■ Exercise requirements
Copy out all lines that hold "your".

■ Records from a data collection
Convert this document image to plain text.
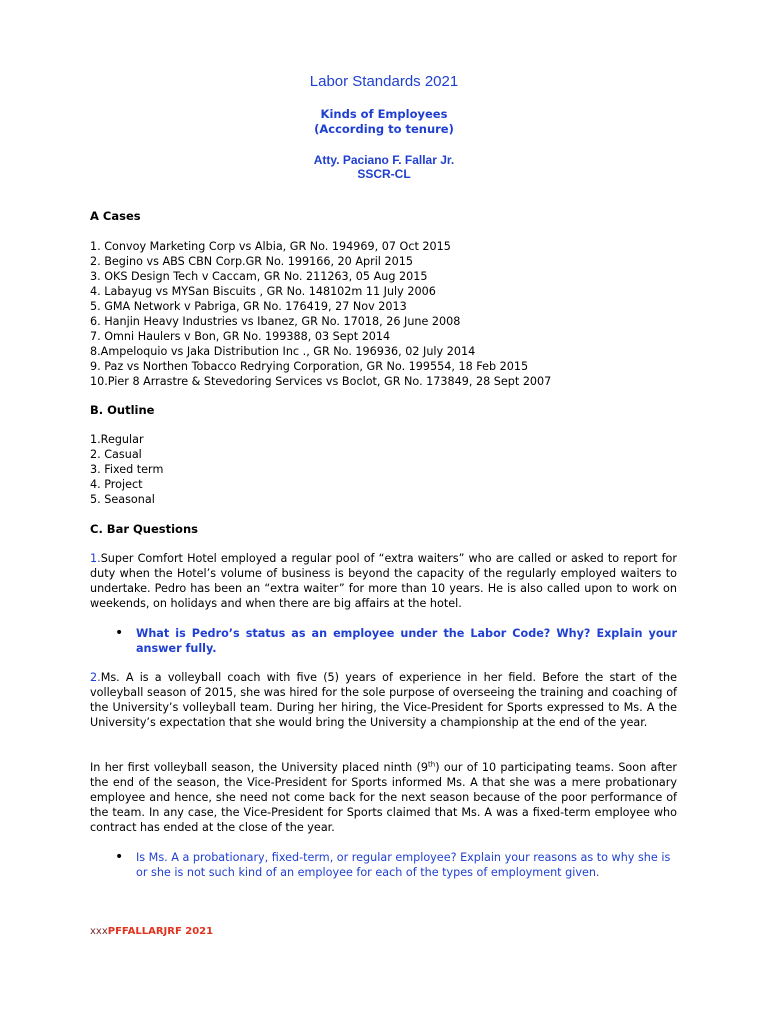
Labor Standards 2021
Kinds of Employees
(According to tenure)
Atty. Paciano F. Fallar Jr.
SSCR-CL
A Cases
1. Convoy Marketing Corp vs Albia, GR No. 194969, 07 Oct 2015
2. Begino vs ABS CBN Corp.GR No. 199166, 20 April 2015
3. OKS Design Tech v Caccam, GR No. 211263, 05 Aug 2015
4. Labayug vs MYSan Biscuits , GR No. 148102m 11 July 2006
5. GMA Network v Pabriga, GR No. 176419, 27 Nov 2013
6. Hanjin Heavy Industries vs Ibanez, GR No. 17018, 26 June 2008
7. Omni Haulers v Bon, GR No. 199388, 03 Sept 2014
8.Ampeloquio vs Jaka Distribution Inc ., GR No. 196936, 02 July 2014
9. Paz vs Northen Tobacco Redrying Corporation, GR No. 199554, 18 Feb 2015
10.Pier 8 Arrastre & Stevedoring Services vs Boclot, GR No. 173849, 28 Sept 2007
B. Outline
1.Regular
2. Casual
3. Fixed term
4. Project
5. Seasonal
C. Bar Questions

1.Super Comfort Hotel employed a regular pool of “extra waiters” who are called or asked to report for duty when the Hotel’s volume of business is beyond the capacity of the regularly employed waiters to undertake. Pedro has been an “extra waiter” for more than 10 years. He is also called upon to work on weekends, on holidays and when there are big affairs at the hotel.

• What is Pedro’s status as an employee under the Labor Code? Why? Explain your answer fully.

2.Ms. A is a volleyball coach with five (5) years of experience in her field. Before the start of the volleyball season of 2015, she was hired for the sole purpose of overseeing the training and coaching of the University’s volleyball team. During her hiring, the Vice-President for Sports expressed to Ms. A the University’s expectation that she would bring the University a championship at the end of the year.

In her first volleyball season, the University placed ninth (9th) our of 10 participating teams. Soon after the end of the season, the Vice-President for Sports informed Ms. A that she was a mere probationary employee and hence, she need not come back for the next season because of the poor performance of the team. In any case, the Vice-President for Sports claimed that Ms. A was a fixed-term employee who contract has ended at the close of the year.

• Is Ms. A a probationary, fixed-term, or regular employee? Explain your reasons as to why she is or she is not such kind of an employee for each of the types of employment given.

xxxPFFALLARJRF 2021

■ Right answer
• What is Pedro’s status as an employee under the Labor Code? Why? Explain your answer fully.
• Is Ms. A a probationary, fixed-term, or regular employee? Explain your reasons as to why she is or she is not such kind of an employee for each of the types of employment given.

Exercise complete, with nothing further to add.